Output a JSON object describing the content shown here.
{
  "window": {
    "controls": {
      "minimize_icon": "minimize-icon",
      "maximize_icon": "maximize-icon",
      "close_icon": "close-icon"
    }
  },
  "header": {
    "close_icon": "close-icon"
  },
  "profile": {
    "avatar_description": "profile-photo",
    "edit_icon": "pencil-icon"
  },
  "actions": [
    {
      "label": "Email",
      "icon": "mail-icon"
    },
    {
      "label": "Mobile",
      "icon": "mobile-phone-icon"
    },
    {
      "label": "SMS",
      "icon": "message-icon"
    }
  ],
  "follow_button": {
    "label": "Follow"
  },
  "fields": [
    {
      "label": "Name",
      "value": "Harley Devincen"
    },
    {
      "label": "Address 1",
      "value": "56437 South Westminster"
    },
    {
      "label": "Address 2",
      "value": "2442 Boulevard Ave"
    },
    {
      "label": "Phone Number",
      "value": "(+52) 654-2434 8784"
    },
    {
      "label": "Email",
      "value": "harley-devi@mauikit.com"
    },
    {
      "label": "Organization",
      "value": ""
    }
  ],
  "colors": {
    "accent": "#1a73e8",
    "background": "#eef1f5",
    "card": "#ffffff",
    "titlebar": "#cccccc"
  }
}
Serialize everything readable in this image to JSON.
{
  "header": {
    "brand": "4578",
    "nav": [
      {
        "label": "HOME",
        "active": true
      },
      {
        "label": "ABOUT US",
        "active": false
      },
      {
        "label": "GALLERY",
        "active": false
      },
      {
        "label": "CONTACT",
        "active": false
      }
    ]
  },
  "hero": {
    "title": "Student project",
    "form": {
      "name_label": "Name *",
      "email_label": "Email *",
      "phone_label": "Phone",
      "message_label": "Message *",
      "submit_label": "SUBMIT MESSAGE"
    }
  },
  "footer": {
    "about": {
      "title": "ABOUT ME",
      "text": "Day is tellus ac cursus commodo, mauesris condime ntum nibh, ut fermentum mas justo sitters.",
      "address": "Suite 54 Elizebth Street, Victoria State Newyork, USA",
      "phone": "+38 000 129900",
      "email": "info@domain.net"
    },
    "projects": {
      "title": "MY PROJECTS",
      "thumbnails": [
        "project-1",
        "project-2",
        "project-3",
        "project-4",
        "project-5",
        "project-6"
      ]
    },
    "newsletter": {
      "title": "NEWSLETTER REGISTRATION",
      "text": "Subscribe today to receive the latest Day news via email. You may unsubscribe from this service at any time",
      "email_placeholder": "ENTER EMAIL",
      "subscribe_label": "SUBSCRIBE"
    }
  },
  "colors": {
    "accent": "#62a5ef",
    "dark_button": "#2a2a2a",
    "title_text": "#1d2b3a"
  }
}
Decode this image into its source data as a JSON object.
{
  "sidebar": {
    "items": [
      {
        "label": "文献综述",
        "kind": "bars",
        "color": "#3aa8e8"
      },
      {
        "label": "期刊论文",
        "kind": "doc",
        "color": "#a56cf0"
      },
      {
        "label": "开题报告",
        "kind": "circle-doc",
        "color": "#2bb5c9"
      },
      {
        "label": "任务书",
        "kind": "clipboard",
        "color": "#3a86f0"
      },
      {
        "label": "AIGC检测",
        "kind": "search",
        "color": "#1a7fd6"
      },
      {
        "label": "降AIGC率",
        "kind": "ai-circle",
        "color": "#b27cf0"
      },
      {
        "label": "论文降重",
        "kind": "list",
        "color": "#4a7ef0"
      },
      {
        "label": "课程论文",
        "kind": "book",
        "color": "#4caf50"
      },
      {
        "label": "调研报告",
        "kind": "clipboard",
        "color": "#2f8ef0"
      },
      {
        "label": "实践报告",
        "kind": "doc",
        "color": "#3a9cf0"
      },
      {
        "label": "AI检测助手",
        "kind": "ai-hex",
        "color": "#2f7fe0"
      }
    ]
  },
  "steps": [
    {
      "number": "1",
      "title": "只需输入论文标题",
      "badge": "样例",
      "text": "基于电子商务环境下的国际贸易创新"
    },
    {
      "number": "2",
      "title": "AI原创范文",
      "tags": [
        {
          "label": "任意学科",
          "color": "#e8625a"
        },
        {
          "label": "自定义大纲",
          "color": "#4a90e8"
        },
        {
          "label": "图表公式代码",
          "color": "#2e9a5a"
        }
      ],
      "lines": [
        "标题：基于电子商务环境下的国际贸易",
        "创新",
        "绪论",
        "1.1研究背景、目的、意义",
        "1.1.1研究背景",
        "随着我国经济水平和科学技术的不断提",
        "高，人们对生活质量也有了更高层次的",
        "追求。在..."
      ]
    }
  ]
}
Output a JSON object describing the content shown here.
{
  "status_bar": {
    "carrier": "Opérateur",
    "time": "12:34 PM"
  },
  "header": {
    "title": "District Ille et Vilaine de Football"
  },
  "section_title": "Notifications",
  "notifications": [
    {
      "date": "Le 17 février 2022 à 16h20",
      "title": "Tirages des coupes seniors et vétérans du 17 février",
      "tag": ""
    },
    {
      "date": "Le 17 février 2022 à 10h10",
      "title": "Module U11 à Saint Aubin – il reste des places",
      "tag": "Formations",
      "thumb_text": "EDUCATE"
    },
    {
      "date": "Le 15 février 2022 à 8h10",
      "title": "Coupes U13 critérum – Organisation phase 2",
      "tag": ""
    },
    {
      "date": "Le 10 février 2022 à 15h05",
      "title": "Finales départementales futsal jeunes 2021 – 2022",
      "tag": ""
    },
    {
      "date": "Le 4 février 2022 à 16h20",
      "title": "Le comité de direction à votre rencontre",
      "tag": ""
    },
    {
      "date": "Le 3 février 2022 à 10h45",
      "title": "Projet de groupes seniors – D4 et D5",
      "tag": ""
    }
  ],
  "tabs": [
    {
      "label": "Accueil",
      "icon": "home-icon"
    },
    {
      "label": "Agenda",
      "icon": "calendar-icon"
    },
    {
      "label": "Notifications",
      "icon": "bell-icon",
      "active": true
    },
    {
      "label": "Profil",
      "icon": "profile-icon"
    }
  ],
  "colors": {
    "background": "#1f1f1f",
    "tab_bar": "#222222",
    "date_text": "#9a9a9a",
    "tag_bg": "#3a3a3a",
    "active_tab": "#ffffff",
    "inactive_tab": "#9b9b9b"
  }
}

****************************************

WRITTEN INSTRUCTION ->
Write out the data again, exactly and in full.

CORRECT ANSWER ->
Output a JSON object describing the content shown here.
{
  "window": {
    "controls": {
      "minimize_icon": "minimize-icon",
      "maximize_icon": "maximize-icon",
      "close_icon": "close-icon"
    }
  },
  "header": {
    "close_icon": "close-icon"
  },
  "profile": {
    "avatar_description": "profile-photo",
    "edit_icon": "pencil-icon"
  },
  "actions": [
    {
      "label": "Email",
      "icon": "mail-icon"
    },
    {
      "label": "Mobile",
      "icon": "mobile-phone-icon"
    },
    {
      "label": "SMS",
      "icon": "message-icon"
    }
  ],
  "follow_button": {
    "label": "Follow"
  },
  "fields": [
    {
      "label": "Name",
      "value": "Harley Devincen"
    },
    {
      "label": "Address 1",
      "value": "56437 South Westminster"
    },
    {
      "label": "Address 2",
      "value": "2442 Boulevard Ave"
    },
    {
      "label": "Phone Number",
      "value": "(+52) 654-2434 8784"
    },
    {
      "label": "Email",
      "value": "harley-devi@mauikit.com"
    },
    {
      "label": "Organization",
      "value": ""
    }
  ],
  "colors": {
    "accent": "#1a73e8",
    "background": "#eef1f5",
    "card": "#ffffff",
    "titlebar": "#cccccc"
  }
}
Serialize everything readable in this image to JSON.
{
  "header": {
    "brand": "4578",
    "nav": [
      {
        "label": "HOME",
        "active": true
      },
      {
        "label": "ABOUT US",
        "active": false
      },
      {
        "label": "GALLERY",
        "active": false
      },
      {
        "label": "CONTACT",
        "active": false
      }
    ]
  },
  "hero": {
    "title": "Student project",
    "form": {
      "name_label": "Name *",
      "email_label": "Email *",
      "phone_label": "Phone",
      "message_label": "Message *",
      "submit_label": "SUBMIT MESSAGE"
    }
  },
  "footer": {
    "about": {
      "title": "ABOUT ME",
      "text": "Day is tellus ac cursus commodo, mauesris condime ntum nibh, ut fermentum mas justo sitters.",
      "address": "Suite 54 Elizebth Street, Victoria State Newyork, USA",
      "phone": "+38 000 129900",
      "email": "info@domain.net"
    },
    "projects": {
      "title": "MY PROJECTS",
      "thumbnails": [
        "project-1",
        "project-2",
        "project-3",
        "project-4",
        "project-5",
        "project-6"
      ]
    },
    "newsletter": {
      "title": "NEWSLETTER REGISTRATION",
      "text": "Subscribe today to receive the latest Day news via email. You may unsubscribe from this service at any time",
      "email_placeholder": "ENTER EMAIL",
      "subscribe_label": "SUBSCRIBE"
    }
  },
  "colors": {
    "accent": "#62a5ef",
    "dark_button": "#2a2a2a",
    "title_text": "#1d2b3a"
  }
}
Decode this image into its source data as a JSON object.
{
  "sidebar": {
    "items": [
      {
        "label": "文献综述",
        "kind": "bars",
        "color": "#3aa8e8"
      },
      {
        "label": "期刊论文",
        "kind": "doc",
        "color": "#a56cf0"
      },
      {
        "label": "开题报告",
        "kind": "circle-doc",
        "color": "#2bb5c9"
      },
      {
        "label": "任务书",
        "kind": "clipboard",
        "color": "#3a86f0"
      },
      {
        "label": "AIGC检测",
        "kind": "search",
        "color": "#1a7fd6"
      },
      {
        "label": "降AIGC率",
        "kind": "ai-circle",
        "color": "#b27cf0"
      },
      {
        "label": "论文降重",
        "kind": "list",
        "color": "#4a7ef0"
      },
      {
        "label": "课程论文",
        "kind": "book",
        "color": "#4caf50"
      },
      {
        "label": "调研报告",
        "kind": "clipboard",
        "color": "#2f8ef0"
      },
      {
        "label": "实践报告",
        "kind": "doc",
        "color": "#3a9cf0"
      },
      {
        "label": "AI检测助手",
        "kind": "ai-hex",
        "color": "#2f7fe0"
      }
    ]
  },
  "steps": [
    {
      "number": "1",
      "title": "只需输入论文标题",
      "badge": "样例",
      "text": "基于电子商务环境下的国际贸易创新"
    },
    {
      "number": "2",
      "title": "AI原创范文",
      "tags": [
        {
          "label": "任意学科",
          "color": "#e8625a"
        },
        {
          "label": "自定义大纲",
          "color": "#4a90e8"
        },
        {
          "label": "图表公式代码",
          "color": "#2e9a5a"
        }
      ],
      "lines": [
        "标题：基于电子商务环境下的国际贸易",
        "创新",
        "绪论",
        "1.1研究背景、目的、意义",
        "1.1.1研究背景",
        "随着我国经济水平和科学技术的不断提",
        "高，人们对生活质量也有了更高层次的",
        "追求。在..."
      ]
    }
  ]
}
Output a JSON object describing the content shown here.
{
  "status_bar": {
    "carrier": "Opérateur",
    "time": "12:34 PM"
  },
  "header": {
    "title": "District Ille et Vilaine de Football"
  },
  "section_title": "Notifications",
  "notifications": [
    {
      "date": "Le 17 février 2022 à 16h20",
      "title": "Tirages des coupes seniors et vétérans du 17 février",
      "tag": ""
    },
    {
      "date": "Le 17 février 2022 à 10h10",
      "title": "Module U11 à Saint Aubin – il reste des places",
      "tag": "Formations",
      "thumb_text": "EDUCATE"
    },
    {
      "date": "Le 15 février 2022 à 8h10",
      "title": "Coupes U13 critérum – Organisation phase 2",
      "tag": ""
    },
    {
      "date": "Le 10 février 2022 à 15h05",
      "title": "Finales départementales futsal jeunes 2021 – 2022",
      "tag": ""
    },
    {
      "date": "Le 4 février 2022 à 16h20",
      "title": "Le comité de direction à votre rencontre",
      "tag": ""
    },
    {
      "date": "Le 3 février 2022 à 10h45",
      "title": "Projet de groupes seniors – D4 et D5",
      "tag": ""
    }
  ],
  "tabs": [
    {
      "label": "Accueil",
      "icon": "home-icon"
    },
    {
      "label": "Agenda",
      "icon": "calendar-icon"
    },
    {
      "label": "Notifications",
      "icon": "bell-icon",
      "active": true
    },
    {
      "label": "Profil",
      "icon": "profile-icon"
    }
  ],
  "colors": {
    "background": "#1f1f1f",
    "tab_bar": "#222222",
    "date_text": "#9a9a9a",
    "tag_bg": "#3a3a3a",
    "active_tab": "#ffffff",
    "inactive_tab": "#9b9b9b"
  }
}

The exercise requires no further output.